Data for this task →
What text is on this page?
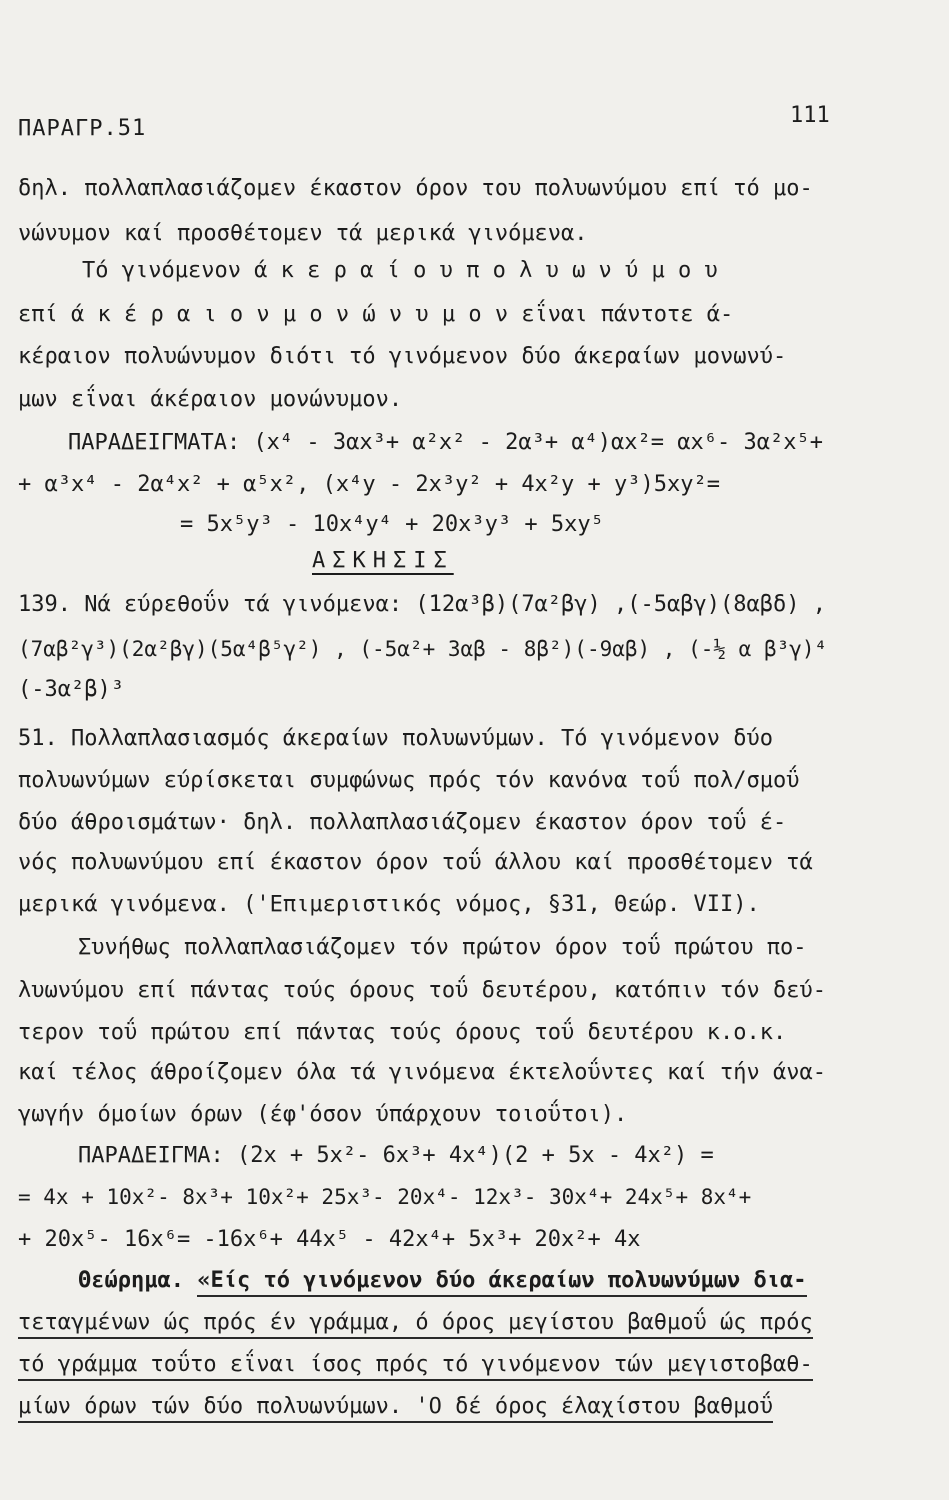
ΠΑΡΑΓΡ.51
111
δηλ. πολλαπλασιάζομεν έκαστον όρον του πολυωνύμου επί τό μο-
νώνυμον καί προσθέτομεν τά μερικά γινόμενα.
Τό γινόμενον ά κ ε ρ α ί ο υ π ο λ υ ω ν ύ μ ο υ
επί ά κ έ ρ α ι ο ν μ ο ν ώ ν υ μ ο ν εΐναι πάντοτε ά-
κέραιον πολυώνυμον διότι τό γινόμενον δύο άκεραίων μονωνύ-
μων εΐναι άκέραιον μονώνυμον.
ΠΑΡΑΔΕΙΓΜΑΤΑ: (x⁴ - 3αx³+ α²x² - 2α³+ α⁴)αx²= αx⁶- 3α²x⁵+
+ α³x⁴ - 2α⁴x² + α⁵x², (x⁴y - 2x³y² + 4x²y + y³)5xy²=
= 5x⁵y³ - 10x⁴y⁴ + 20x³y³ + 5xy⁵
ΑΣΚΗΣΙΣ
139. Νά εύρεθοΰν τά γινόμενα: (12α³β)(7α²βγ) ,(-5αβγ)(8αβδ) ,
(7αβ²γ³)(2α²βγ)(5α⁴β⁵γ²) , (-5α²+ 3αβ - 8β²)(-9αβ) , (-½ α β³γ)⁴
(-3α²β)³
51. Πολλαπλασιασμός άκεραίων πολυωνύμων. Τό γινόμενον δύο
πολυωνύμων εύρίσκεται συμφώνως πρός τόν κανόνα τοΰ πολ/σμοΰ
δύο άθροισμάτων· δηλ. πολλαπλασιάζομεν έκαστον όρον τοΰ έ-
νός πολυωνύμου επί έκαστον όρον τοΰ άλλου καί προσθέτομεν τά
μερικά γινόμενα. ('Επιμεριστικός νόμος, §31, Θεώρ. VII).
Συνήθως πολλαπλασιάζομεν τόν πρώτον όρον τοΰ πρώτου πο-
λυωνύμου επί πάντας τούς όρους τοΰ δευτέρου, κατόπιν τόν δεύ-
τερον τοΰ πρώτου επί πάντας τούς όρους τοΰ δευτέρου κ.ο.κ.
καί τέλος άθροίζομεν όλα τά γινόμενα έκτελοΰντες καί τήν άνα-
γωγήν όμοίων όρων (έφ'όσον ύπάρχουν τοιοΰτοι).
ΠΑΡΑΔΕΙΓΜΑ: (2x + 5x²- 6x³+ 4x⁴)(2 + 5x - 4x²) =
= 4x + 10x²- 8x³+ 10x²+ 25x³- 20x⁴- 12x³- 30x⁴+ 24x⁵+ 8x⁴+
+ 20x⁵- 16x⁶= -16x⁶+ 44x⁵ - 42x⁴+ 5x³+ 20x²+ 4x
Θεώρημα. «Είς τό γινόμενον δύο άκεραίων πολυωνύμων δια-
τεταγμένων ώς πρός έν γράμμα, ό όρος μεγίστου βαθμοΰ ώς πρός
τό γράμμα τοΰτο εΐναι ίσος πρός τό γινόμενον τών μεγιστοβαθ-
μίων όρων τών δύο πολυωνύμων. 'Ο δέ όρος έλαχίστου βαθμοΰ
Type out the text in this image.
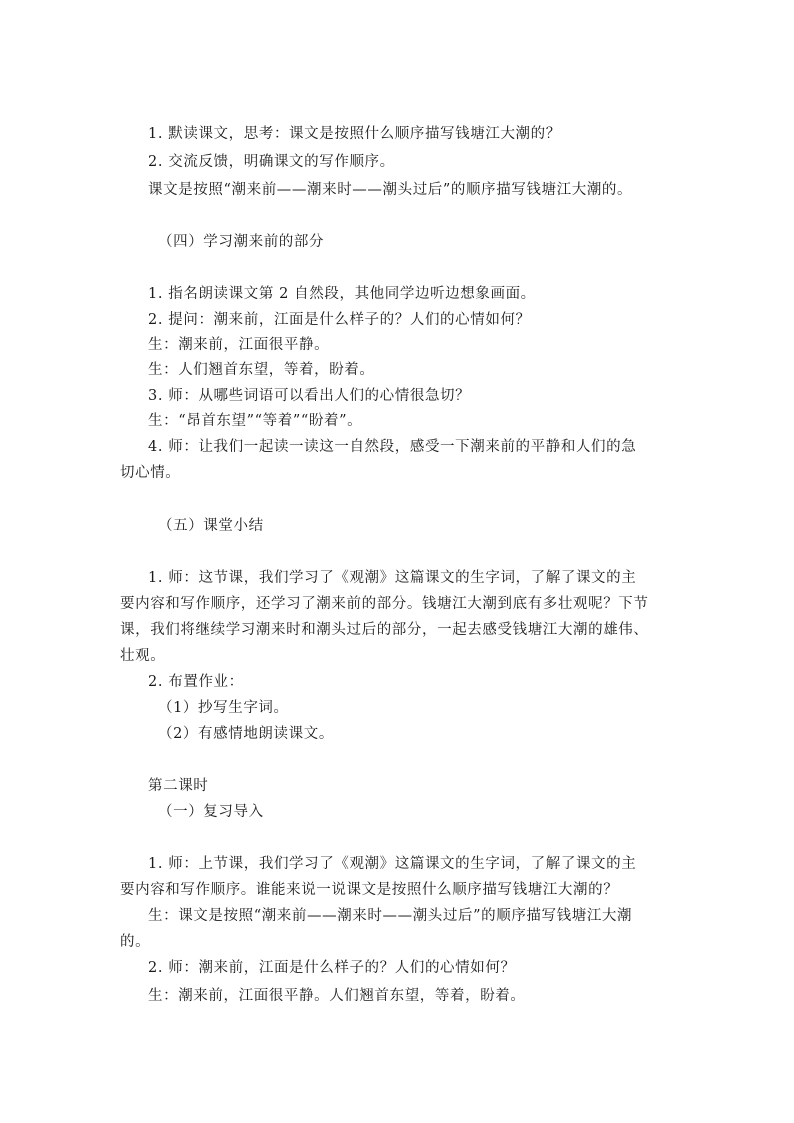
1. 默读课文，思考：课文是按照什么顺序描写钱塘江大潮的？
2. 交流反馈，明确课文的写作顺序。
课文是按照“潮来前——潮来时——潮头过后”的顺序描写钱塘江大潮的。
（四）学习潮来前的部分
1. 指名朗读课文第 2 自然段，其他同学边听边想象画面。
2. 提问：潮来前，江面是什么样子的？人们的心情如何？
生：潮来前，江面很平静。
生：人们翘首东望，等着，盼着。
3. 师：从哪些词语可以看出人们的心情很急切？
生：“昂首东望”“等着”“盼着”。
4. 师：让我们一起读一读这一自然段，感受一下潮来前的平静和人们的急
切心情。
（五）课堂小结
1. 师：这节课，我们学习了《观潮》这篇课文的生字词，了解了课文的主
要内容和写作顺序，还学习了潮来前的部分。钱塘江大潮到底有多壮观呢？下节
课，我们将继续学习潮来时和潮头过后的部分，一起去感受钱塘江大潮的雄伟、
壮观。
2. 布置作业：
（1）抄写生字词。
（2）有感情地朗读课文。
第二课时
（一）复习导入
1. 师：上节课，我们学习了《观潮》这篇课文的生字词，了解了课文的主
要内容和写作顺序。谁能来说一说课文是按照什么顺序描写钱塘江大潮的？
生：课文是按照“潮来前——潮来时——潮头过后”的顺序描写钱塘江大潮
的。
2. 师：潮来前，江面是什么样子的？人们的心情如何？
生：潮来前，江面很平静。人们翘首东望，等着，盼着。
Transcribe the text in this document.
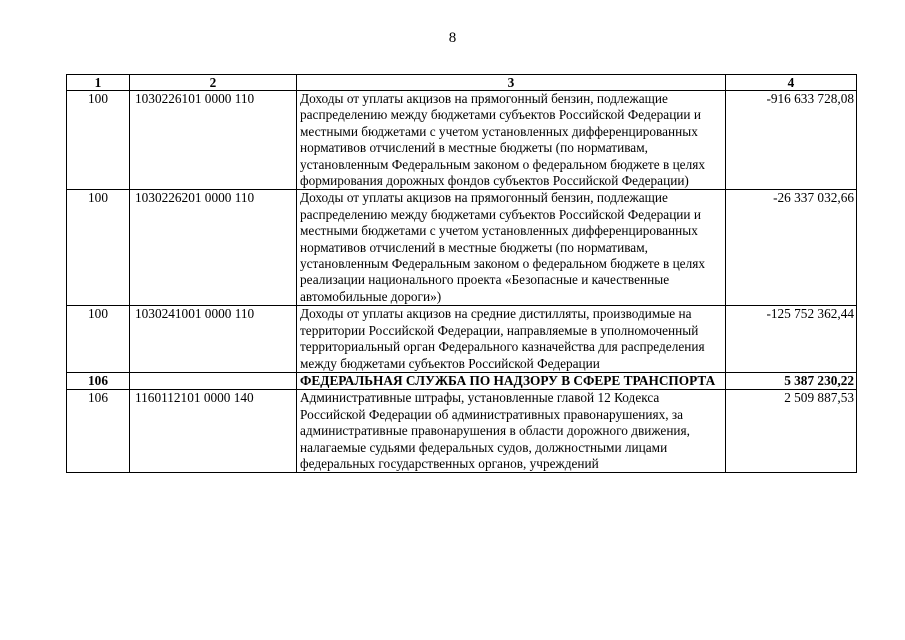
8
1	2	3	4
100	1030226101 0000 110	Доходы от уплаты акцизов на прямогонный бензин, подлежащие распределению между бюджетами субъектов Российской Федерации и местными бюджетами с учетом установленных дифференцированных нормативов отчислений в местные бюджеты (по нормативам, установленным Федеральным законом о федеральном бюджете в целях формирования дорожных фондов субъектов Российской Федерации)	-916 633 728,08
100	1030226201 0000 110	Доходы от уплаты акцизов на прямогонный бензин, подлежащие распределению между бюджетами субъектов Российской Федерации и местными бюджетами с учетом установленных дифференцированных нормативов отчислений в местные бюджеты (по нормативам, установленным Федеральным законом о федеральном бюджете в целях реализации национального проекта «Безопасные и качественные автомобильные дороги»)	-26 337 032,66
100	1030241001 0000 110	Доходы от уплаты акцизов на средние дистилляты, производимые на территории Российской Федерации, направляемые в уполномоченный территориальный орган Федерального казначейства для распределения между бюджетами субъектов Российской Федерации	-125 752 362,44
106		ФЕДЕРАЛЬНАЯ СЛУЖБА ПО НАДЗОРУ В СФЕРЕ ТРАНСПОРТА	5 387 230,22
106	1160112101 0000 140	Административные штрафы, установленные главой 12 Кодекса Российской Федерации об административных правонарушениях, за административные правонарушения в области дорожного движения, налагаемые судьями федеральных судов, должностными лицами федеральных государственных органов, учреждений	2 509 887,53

Written task →
Copy out all of the data word for word. Do not carry over any picture.

Output for this exercise →
What text is on this page?
ΠΑΡΑΓΡ.51
111
δηλ. πολλαπλασιάζομεν έκαστον όρον του πολυωνύμου επί τό μο-
νώνυμον καί προσθέτομεν τά μερικά γινόμενα.
Τό γινόμενον ά κ ε ρ α ί ο υ π ο λ υ ω ν ύ μ ο υ
επί ά κ έ ρ α ι ο ν μ ο ν ώ ν υ μ ο ν εΐναι πάντοτε ά-
κέραιον πολυώνυμον διότι τό γινόμενον δύο άκεραίων μονωνύ-
μων εΐναι άκέραιον μονώνυμον.
ΠΑΡΑΔΕΙΓΜΑΤΑ: (x⁴ - 3αx³+ α²x² - 2α³+ α⁴)αx²= αx⁶- 3α²x⁵+
+ α³x⁴ - 2α⁴x² + α⁵x², (x⁴y - 2x³y² + 4x²y + y³)5xy²=
= 5x⁵y³ - 10x⁴y⁴ + 20x³y³ + 5xy⁵
ΑΣΚΗΣΙΣ
139. Νά εύρεθοΰν τά γινόμενα: (12α³β)(7α²βγ) ,(-5αβγ)(8αβδ) ,
(7αβ²γ³)(2α²βγ)(5α⁴β⁵γ²) , (-5α²+ 3αβ - 8β²)(-9αβ) , (-½ α β³γ)⁴
(-3α²β)³
51. Πολλαπλασιασμός άκεραίων πολυωνύμων. Τό γινόμενον δύο
πολυωνύμων εύρίσκεται συμφώνως πρός τόν κανόνα τοΰ πολ/σμοΰ
δύο άθροισμάτων· δηλ. πολλαπλασιάζομεν έκαστον όρον τοΰ έ-
νός πολυωνύμου επί έκαστον όρον τοΰ άλλου καί προσθέτομεν τά
μερικά γινόμενα. ('Επιμεριστικός νόμος, §31, Θεώρ. VII).
Συνήθως πολλαπλασιάζομεν τόν πρώτον όρον τοΰ πρώτου πο-
λυωνύμου επί πάντας τούς όρους τοΰ δευτέρου, κατόπιν τόν δεύ-
τερον τοΰ πρώτου επί πάντας τούς όρους τοΰ δευτέρου κ.ο.κ.
καί τέλος άθροίζομεν όλα τά γινόμενα έκτελοΰντες καί τήν άνα-
γωγήν όμοίων όρων (έφ'όσον ύπάρχουν τοιοΰτοι).
ΠΑΡΑΔΕΙΓΜΑ: (2x + 5x²- 6x³+ 4x⁴)(2 + 5x - 4x²) =
= 4x + 10x²- 8x³+ 10x²+ 25x³- 20x⁴- 12x³- 30x⁴+ 24x⁵+ 8x⁴+
+ 20x⁵- 16x⁶= -16x⁶+ 44x⁵ - 42x⁴+ 5x³+ 20x²+ 4x
Θεώρημα. «Είς τό γινόμενον δύο άκεραίων πολυωνύμων δια-
τεταγμένων ώς πρός έν γράμμα, ό όρος μεγίστου βαθμοΰ ώς πρός
τό γράμμα τοΰτο εΐναι ίσος πρός τό γινόμενον τών μεγιστοβαθ-
μίων όρων τών δύο πολυωνύμων. 'Ο δέ όρος έλαχίστου βαθμοΰ
Type out the text in this image.
1. 默读课文，思考：课文是按照什么顺序描写钱塘江大潮的？
2. 交流反馈，明确课文的写作顺序。
课文是按照“潮来前——潮来时——潮头过后”的顺序描写钱塘江大潮的。
（四）学习潮来前的部分
1. 指名朗读课文第 2 自然段，其他同学边听边想象画面。
2. 提问：潮来前，江面是什么样子的？人们的心情如何？
生：潮来前，江面很平静。
生：人们翘首东望，等着，盼着。
3. 师：从哪些词语可以看出人们的心情很急切？
生：“昂首东望”“等着”“盼着”。
4. 师：让我们一起读一读这一自然段，感受一下潮来前的平静和人们的急
切心情。
（五）课堂小结
1. 师：这节课，我们学习了《观潮》这篇课文的生字词，了解了课文的主
要内容和写作顺序，还学习了潮来前的部分。钱塘江大潮到底有多壮观呢？下节
课，我们将继续学习潮来时和潮头过后的部分，一起去感受钱塘江大潮的雄伟、
壮观。
2. 布置作业：
（1）抄写生字词。
（2）有感情地朗读课文。
第二课时
（一）复习导入
1. 师：上节课，我们学习了《观潮》这篇课文的生字词，了解了课文的主
要内容和写作顺序。谁能来说一说课文是按照什么顺序描写钱塘江大潮的？
生：课文是按照“潮来前——潮来时——潮头过后”的顺序描写钱塘江大潮
的。
2. 师：潮来前，江面是什么样子的？人们的心情如何？
生：潮来前，江面很平静。人们翘首东望，等着，盼着。
Transcribe the text in this document.
8
1	2	3	4
100	1030226101 0000 110	Доходы от уплаты акцизов на прямогонный бензин, подлежащие распределению между бюджетами субъектов Российской Федерации и местными бюджетами с учетом установленных дифференцированных нормативов отчислений в местные бюджеты (по нормативам, установленным Федеральным законом о федеральном бюджете в целях формирования дорожных фондов субъектов Российской Федерации)	-916 633 728,08
100	1030226201 0000 110	Доходы от уплаты акцизов на прямогонный бензин, подлежащие распределению между бюджетами субъектов Российской Федерации и местными бюджетами с учетом установленных дифференцированных нормативов отчислений в местные бюджеты (по нормативам, установленным Федеральным законом о федеральном бюджете в целях реализации национального проекта «Безопасные и качественные автомобильные дороги»)	-26 337 032,66
100	1030241001 0000 110	Доходы от уплаты акцизов на средние дистилляты, производимые на территории Российской Федерации, направляемые в уполномоченный территориальный орган Федерального казначейства для распределения между бюджетами субъектов Российской Федерации	-125 752 362,44
106		ФЕДЕРАЛЬНАЯ СЛУЖБА ПО НАДЗОРУ В СФЕРЕ ТРАНСПОРТА	5 387 230,22
106	1160112101 0000 140	Административные штрафы, установленные главой 12 Кодекса Российской Федерации об административных правонарушениях, за административные правонарушения в области дорожного движения, налагаемые судьями федеральных судов, должностными лицами федеральных государственных органов, учреждений	2 509 887,53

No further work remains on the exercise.